§ **Task to carry out**
Filter the entries below, keeping only lines with the word "nghìn".

============

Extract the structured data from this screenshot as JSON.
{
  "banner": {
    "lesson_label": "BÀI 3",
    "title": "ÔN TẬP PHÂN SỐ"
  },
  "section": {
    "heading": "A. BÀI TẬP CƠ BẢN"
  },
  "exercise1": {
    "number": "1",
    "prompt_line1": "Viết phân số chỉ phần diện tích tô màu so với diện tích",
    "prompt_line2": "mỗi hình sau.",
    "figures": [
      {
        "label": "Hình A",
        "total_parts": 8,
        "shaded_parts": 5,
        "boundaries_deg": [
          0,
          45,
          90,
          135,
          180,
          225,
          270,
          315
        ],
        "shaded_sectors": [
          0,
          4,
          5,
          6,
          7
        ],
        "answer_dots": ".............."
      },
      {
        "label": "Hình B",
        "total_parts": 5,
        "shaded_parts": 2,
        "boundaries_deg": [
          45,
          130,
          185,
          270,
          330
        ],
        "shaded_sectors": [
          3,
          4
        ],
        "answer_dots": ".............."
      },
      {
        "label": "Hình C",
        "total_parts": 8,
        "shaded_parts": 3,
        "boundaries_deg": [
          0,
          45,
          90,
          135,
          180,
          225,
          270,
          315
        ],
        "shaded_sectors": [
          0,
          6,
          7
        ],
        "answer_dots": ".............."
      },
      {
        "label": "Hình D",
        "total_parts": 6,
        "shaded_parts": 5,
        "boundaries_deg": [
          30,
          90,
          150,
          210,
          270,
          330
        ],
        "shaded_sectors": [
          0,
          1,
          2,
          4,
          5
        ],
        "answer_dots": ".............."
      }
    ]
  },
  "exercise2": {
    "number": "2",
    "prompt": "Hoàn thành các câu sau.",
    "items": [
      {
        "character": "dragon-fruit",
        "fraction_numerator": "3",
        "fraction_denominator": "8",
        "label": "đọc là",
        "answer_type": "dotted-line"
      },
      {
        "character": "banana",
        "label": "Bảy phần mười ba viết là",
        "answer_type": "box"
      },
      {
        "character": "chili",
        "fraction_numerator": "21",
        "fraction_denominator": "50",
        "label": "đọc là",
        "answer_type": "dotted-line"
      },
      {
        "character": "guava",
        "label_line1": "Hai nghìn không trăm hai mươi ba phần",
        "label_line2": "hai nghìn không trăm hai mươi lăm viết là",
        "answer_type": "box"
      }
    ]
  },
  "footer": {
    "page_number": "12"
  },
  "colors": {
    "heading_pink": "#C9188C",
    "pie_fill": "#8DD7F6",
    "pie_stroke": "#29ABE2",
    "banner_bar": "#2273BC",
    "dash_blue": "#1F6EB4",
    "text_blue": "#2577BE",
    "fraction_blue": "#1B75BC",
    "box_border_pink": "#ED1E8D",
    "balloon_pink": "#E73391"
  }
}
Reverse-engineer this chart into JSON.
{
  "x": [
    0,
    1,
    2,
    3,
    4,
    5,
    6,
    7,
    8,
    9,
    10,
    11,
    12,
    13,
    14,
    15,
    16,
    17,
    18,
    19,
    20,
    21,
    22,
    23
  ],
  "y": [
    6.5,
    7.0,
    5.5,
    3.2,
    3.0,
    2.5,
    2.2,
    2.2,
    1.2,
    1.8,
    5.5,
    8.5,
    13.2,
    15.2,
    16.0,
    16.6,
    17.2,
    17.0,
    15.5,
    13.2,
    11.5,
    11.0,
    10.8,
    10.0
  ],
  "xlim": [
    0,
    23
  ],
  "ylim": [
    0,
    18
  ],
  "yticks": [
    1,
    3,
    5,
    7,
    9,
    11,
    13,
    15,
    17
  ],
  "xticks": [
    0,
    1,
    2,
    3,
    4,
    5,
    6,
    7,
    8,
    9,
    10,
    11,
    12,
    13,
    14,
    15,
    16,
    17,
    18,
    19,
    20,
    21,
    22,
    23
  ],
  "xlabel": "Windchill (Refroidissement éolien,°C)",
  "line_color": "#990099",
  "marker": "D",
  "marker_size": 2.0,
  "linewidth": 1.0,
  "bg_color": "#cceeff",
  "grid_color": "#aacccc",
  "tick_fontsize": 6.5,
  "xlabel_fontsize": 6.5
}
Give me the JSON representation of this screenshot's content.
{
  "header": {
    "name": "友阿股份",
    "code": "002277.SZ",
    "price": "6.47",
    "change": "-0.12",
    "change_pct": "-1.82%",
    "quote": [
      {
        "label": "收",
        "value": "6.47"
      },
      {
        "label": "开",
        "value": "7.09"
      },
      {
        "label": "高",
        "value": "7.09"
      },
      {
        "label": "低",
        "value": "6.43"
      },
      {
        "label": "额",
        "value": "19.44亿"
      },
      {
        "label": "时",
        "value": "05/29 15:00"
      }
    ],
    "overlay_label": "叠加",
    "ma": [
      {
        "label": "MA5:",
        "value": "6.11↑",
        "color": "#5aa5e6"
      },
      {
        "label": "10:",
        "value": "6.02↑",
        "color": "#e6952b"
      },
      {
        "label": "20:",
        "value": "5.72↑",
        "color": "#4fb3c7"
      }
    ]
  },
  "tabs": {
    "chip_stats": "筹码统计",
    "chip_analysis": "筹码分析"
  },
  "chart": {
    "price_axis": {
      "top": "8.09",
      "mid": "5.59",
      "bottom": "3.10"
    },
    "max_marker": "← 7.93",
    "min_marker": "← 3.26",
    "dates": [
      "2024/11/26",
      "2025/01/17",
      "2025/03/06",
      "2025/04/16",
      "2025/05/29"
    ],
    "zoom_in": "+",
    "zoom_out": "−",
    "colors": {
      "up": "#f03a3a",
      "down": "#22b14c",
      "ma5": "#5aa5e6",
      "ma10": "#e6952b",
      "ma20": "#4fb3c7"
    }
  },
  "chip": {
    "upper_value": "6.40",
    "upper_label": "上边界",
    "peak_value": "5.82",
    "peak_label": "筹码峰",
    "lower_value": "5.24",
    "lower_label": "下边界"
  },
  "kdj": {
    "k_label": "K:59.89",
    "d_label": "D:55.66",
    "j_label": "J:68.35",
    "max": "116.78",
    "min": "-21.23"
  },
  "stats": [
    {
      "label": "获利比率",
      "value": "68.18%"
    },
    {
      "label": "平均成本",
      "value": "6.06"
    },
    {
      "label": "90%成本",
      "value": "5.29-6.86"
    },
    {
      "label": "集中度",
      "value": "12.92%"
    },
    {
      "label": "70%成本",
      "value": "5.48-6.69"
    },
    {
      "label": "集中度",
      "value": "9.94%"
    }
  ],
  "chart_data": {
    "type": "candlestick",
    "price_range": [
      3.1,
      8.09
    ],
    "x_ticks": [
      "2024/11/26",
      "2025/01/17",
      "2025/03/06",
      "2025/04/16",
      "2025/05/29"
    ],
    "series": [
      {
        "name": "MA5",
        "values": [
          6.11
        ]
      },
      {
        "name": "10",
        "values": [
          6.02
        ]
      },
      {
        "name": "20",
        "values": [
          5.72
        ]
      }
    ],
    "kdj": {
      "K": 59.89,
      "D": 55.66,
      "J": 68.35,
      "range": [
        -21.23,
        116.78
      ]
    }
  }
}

============

§ **The response**
        "label_line1": "Hai nghìn không trăm hai mươi ba phần",
        "label_line2": "hai nghìn không trăm hai mươi lăm viết là",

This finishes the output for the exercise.